### YOUR INSTRUCTIONS:
From the entries that follow, list every line in which the string "النبـات" appears.

───

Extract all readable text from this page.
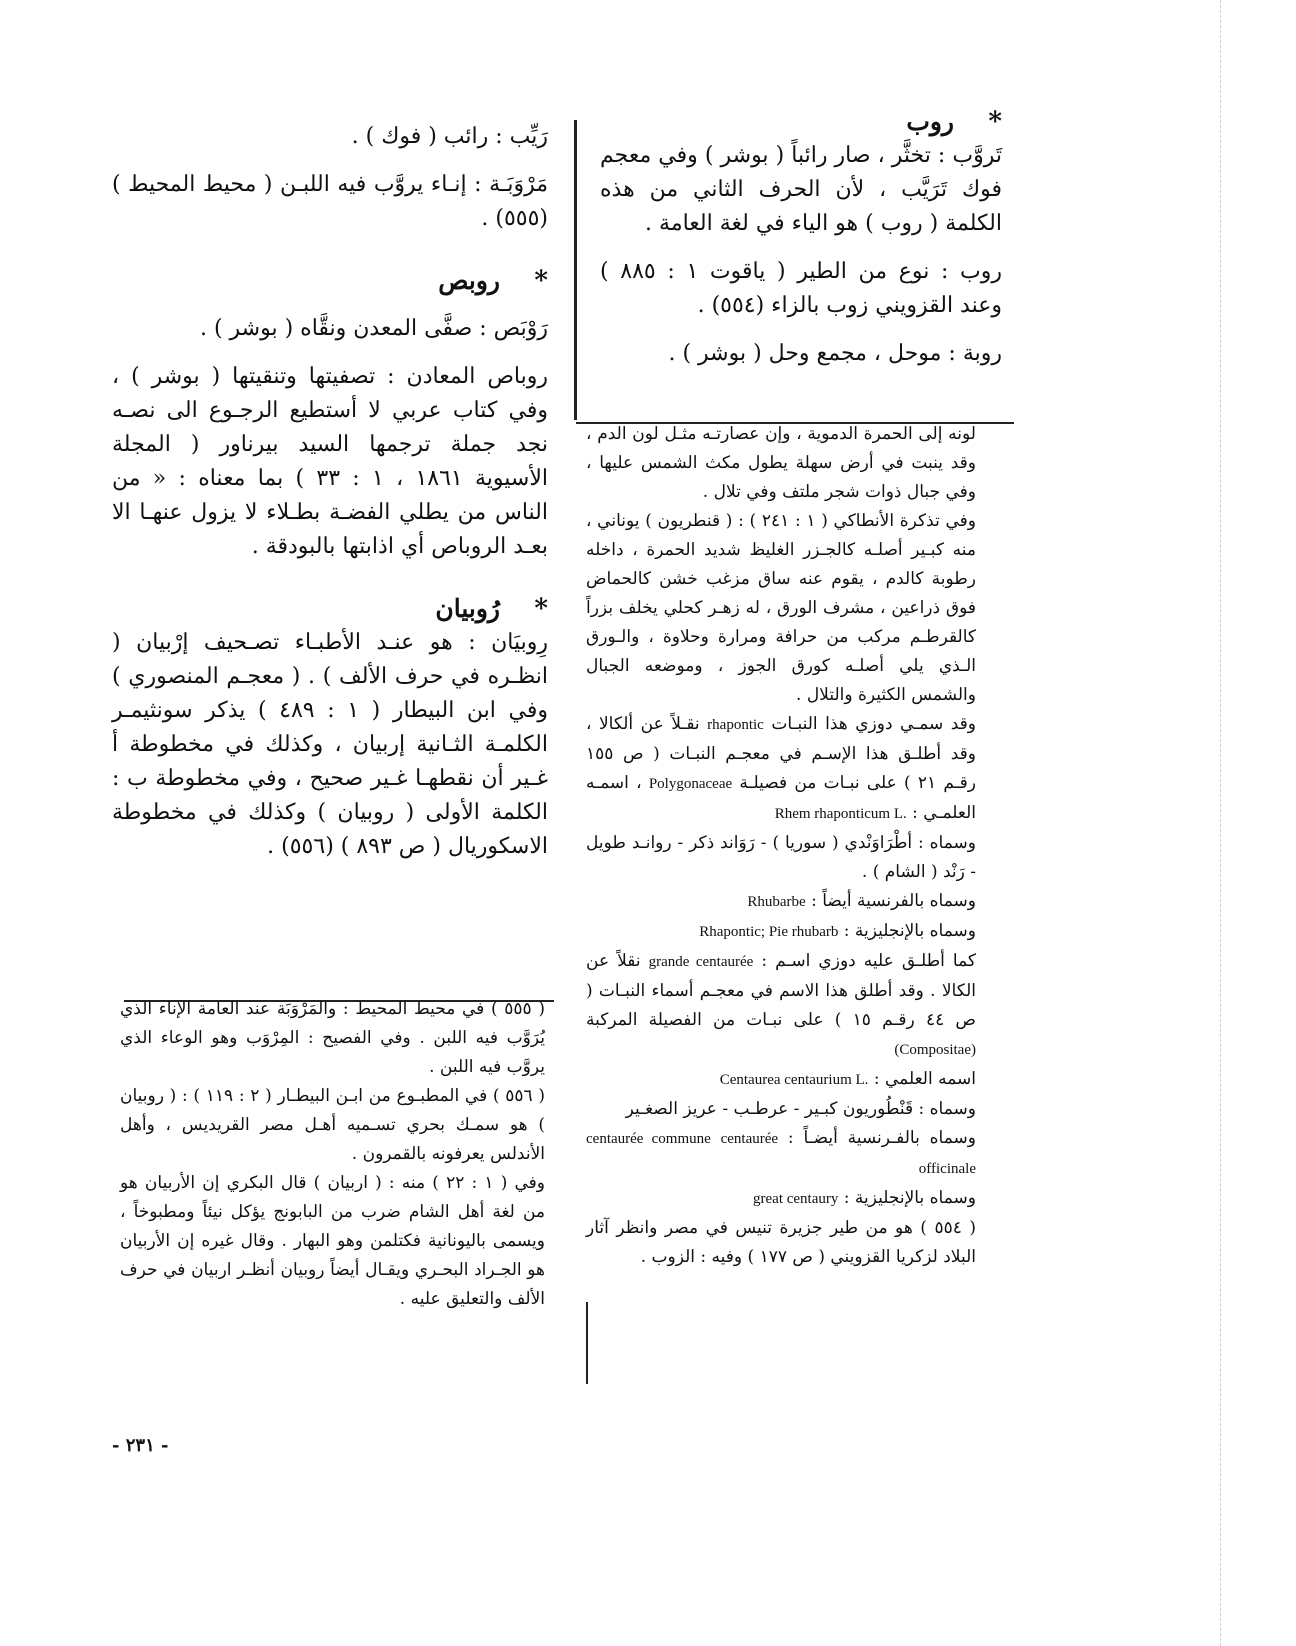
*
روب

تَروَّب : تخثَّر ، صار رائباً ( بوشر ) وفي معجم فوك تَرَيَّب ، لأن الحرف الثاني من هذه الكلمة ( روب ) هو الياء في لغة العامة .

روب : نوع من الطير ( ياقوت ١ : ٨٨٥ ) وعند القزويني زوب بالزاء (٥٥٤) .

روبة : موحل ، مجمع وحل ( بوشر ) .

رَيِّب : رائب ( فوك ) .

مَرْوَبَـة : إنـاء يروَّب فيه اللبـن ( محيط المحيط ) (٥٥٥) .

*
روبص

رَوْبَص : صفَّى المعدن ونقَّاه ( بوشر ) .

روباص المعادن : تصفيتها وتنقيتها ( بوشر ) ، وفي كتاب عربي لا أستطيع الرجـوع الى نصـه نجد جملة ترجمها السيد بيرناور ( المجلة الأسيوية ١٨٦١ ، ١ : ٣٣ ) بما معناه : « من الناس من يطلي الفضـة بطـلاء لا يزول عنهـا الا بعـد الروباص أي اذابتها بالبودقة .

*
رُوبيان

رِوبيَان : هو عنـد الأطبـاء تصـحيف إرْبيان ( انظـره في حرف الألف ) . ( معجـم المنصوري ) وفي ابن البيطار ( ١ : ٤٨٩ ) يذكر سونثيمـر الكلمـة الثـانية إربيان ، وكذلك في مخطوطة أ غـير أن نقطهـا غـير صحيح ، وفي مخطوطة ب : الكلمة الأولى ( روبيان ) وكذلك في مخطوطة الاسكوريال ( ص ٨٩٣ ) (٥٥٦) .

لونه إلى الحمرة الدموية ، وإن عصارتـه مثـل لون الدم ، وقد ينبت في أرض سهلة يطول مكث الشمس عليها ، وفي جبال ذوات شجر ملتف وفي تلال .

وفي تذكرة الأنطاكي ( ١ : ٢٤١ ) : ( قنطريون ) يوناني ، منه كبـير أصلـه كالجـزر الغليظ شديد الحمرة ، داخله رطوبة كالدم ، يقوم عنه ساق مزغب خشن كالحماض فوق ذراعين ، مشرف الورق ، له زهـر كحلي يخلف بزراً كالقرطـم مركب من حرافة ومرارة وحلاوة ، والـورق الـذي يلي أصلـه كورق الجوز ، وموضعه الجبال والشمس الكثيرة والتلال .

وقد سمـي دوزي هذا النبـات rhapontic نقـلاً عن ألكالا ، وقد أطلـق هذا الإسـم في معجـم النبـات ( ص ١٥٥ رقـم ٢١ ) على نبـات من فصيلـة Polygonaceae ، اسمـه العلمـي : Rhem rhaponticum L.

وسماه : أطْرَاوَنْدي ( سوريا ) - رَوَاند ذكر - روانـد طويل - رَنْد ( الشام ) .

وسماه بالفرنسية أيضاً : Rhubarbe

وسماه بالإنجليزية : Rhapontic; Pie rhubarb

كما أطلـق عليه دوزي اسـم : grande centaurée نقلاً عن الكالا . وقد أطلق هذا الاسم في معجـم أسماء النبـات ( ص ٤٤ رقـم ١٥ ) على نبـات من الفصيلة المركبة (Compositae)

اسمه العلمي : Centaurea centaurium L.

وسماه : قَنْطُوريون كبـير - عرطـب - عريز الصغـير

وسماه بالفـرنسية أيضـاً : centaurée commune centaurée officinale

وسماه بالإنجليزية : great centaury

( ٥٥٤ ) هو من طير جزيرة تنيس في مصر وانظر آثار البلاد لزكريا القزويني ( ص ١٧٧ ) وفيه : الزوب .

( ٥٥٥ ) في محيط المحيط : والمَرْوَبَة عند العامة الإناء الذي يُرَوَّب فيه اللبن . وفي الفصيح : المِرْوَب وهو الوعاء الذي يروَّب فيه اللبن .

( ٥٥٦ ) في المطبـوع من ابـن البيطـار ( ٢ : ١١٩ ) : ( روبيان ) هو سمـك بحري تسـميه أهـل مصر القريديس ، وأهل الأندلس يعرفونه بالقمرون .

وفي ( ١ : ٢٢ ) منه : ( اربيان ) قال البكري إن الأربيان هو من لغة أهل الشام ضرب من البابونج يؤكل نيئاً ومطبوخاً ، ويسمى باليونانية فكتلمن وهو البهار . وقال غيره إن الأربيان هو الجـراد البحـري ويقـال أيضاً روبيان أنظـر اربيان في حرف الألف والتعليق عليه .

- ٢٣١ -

───

### FINAL RESULT:
وقد سمـي دوزي هذا النبـات rhapontic نقـلاً عن ألكالا ، وقد أطلـق هذا الإسـم في معجـم النبـات ( ص ١٥٥ رقـم ٢١ ) على نبـات من فصيلـة Polygonaceae ، اسمـه العلمـي : Rhem rhaponticum L.
كما أطلـق عليه دوزي اسـم : grande centaurée نقلاً عن الكالا . وقد أطلق هذا الاسم في معجـم أسماء النبـات ( ص ٤٤ رقـم ١٥ ) على نبـات من الفصيلة المركبة (Compositae)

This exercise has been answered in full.